### Prompt
Check every line of the material below for the string "Juni", and return the ones that have it.

Dataset rows about figures
- - -

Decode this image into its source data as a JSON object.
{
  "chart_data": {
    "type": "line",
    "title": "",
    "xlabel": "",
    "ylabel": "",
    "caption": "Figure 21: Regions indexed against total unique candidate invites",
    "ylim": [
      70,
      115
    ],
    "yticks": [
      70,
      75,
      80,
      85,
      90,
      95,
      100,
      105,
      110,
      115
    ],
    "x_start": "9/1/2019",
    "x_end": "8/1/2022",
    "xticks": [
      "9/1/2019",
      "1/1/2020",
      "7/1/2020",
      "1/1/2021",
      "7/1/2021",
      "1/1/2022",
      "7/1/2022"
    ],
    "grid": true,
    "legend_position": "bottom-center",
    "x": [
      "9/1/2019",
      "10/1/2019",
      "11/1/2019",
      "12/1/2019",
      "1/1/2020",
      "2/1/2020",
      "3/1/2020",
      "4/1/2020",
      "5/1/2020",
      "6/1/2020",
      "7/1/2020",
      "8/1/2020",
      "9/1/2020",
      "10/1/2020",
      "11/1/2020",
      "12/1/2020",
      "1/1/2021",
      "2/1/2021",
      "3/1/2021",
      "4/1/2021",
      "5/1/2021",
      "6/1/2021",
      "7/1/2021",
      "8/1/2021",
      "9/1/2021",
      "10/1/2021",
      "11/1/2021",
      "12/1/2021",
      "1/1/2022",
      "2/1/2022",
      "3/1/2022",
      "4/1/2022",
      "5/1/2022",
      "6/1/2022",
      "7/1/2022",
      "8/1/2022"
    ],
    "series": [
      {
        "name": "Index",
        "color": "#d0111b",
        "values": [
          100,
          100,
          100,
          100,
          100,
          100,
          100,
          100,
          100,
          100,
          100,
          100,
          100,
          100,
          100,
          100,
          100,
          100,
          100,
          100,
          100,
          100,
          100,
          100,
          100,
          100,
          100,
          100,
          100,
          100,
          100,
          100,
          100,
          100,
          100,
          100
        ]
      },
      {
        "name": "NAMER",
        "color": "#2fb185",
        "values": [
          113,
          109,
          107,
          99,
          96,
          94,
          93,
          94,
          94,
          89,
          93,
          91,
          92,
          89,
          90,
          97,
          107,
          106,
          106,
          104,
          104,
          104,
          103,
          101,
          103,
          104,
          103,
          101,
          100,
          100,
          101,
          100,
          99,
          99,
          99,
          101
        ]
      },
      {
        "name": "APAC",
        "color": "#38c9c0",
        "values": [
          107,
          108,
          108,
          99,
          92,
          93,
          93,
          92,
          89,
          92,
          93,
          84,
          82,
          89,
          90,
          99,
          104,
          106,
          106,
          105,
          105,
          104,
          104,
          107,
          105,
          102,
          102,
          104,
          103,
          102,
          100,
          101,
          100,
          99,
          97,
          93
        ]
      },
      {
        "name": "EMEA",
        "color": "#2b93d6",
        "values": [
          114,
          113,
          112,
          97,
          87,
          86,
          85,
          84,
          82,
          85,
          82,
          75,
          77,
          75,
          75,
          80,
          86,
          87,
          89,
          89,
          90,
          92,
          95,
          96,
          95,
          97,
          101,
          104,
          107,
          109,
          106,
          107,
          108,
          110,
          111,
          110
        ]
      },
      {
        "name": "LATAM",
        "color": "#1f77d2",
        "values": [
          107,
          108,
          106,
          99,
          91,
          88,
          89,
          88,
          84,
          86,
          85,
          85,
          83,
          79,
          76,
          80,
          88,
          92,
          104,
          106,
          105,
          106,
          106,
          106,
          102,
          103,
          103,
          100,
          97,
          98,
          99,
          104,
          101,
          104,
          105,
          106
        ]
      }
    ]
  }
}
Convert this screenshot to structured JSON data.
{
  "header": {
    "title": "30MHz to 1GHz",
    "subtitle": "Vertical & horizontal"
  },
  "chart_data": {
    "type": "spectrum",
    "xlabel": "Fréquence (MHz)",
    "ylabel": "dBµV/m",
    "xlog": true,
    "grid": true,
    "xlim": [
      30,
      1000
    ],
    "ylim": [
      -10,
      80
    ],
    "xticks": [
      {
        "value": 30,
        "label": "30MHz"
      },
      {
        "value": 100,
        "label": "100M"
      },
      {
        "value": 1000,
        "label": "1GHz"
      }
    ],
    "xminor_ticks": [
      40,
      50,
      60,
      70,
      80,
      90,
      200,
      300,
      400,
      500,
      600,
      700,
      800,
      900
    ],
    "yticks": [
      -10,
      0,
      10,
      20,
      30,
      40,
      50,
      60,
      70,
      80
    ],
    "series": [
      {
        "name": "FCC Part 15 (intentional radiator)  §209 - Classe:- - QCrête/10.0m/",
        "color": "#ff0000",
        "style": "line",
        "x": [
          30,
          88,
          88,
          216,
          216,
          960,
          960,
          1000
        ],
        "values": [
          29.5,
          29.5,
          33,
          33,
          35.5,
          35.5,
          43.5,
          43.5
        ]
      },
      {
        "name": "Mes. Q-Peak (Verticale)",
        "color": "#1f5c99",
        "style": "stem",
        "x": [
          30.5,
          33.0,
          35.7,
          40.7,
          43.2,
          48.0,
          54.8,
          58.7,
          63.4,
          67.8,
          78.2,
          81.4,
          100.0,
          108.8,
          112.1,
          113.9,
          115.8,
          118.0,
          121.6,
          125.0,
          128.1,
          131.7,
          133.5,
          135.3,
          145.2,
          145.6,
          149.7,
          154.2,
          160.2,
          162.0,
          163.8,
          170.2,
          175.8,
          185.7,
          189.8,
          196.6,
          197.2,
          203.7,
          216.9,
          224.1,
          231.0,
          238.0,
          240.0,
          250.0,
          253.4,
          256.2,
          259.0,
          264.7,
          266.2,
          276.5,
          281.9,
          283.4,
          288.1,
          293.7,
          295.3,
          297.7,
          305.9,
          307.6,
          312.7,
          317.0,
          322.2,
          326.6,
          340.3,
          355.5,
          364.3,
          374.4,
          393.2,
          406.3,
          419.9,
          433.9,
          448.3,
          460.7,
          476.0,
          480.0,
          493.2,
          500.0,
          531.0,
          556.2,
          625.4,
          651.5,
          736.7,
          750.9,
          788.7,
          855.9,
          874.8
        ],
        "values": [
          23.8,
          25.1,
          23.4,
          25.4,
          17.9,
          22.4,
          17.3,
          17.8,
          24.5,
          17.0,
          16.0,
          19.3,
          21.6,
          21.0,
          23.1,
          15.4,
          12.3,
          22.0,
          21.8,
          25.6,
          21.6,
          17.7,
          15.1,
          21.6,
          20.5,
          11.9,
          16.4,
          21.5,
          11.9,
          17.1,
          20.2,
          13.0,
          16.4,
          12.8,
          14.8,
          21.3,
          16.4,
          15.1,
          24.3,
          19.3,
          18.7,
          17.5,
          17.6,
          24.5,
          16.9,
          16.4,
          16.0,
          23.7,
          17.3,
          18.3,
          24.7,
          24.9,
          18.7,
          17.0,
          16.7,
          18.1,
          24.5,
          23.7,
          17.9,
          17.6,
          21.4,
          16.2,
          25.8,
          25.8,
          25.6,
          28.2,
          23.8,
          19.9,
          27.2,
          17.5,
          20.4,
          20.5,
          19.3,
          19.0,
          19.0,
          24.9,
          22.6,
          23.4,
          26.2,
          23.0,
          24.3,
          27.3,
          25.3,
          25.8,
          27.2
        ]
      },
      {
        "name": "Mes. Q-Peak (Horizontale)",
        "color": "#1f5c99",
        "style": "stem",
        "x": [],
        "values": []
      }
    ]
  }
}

- - -

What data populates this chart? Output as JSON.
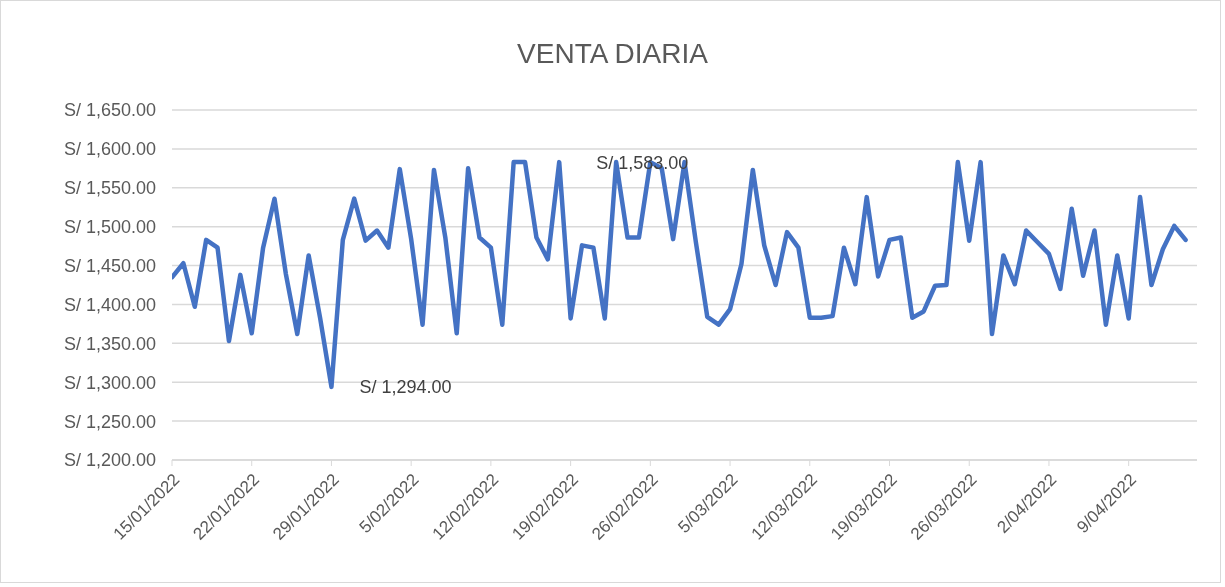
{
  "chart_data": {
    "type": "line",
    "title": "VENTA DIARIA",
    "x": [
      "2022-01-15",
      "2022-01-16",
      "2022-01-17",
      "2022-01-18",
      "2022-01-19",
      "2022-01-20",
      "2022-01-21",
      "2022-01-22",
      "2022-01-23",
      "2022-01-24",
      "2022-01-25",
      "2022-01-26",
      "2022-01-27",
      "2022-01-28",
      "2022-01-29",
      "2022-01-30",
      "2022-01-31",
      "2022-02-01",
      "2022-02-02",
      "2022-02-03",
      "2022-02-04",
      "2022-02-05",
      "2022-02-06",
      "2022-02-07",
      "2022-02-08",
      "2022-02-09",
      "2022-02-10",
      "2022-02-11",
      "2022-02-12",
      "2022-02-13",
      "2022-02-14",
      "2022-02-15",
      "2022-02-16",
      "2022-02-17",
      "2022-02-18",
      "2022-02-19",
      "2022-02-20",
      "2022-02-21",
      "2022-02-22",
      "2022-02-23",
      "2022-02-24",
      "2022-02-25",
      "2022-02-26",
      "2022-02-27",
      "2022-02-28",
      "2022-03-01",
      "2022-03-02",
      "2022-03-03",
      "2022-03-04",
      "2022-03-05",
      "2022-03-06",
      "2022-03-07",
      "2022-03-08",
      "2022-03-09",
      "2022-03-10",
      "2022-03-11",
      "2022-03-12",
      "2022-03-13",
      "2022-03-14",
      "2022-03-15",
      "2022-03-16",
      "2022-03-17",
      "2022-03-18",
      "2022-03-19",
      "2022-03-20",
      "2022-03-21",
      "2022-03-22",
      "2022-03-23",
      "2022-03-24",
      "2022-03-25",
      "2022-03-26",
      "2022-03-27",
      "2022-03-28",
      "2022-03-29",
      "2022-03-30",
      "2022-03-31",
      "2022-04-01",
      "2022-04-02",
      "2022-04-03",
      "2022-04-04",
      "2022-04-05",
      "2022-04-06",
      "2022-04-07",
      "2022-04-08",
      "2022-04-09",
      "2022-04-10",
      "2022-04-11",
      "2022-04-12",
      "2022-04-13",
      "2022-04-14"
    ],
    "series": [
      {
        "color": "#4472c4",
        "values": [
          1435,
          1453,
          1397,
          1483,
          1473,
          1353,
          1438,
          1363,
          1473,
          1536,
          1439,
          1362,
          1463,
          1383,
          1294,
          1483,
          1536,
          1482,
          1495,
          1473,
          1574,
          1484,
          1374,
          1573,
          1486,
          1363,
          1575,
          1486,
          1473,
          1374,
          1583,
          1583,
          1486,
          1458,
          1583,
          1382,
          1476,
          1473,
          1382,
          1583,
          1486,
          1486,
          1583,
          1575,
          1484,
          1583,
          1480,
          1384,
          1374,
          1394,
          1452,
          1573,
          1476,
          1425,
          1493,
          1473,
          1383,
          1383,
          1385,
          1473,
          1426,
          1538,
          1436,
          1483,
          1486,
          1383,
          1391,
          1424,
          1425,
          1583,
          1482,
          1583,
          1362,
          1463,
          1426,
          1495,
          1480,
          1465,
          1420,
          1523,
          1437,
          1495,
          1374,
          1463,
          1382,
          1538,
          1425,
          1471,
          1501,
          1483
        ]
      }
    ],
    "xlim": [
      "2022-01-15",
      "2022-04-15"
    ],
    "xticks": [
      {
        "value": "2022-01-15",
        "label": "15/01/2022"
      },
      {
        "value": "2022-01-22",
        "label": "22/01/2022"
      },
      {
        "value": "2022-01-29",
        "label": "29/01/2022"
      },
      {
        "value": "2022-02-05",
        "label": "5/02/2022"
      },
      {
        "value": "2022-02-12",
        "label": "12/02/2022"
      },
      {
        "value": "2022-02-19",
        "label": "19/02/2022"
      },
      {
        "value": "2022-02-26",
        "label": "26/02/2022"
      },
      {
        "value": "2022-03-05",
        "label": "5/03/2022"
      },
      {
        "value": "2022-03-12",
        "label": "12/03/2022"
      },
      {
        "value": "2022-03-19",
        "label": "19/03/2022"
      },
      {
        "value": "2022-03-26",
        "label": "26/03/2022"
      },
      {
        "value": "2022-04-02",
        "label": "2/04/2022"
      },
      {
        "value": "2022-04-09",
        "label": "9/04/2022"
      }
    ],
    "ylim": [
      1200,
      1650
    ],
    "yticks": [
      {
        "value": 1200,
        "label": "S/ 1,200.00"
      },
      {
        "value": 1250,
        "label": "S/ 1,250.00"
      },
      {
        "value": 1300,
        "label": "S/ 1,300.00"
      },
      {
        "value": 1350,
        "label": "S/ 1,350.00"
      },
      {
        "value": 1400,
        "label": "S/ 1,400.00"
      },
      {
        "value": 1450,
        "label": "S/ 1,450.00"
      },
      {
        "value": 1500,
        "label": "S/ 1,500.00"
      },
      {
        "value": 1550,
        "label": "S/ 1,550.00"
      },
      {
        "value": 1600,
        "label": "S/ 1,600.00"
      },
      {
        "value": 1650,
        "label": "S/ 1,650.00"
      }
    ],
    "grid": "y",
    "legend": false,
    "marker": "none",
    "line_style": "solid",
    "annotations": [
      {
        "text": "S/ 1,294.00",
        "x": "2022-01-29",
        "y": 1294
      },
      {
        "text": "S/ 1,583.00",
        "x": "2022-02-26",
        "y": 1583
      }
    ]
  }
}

- - -

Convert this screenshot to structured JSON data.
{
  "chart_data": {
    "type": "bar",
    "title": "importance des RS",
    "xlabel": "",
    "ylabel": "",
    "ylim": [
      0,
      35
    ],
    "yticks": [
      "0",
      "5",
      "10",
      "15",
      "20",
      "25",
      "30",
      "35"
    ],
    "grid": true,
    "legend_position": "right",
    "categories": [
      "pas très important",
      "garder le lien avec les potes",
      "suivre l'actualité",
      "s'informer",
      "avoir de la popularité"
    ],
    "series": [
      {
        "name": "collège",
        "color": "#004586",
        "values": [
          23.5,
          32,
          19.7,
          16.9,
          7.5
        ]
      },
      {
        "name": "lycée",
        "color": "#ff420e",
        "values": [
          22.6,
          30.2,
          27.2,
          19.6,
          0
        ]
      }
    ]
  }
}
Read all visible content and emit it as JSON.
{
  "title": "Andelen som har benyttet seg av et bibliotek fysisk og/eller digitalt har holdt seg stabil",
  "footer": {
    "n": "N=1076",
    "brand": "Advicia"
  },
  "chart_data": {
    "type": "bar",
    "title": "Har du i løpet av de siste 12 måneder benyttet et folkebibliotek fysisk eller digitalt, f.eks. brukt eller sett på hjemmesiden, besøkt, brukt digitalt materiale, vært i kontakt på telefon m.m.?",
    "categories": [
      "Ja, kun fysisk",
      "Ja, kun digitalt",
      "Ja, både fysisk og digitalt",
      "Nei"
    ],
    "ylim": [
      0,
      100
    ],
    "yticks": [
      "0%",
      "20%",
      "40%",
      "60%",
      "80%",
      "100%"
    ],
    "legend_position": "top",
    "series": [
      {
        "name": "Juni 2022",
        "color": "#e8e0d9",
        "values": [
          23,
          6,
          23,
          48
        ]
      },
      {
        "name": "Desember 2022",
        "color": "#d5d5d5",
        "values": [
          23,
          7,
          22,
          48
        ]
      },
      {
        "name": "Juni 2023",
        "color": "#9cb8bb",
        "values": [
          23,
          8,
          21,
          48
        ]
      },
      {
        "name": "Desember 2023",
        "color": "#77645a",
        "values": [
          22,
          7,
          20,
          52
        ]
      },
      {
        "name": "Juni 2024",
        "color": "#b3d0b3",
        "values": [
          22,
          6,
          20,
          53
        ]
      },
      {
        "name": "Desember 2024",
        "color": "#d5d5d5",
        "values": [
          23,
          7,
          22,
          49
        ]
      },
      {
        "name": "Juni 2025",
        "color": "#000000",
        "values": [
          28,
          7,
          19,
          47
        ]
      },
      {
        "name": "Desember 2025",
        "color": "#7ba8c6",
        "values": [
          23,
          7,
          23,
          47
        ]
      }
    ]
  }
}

- - -

### Result of this task
        "name": "Juni 2022",
        "name": "Juni 2023",
        "name": "Juni 2024",
        "name": "Juni 2025",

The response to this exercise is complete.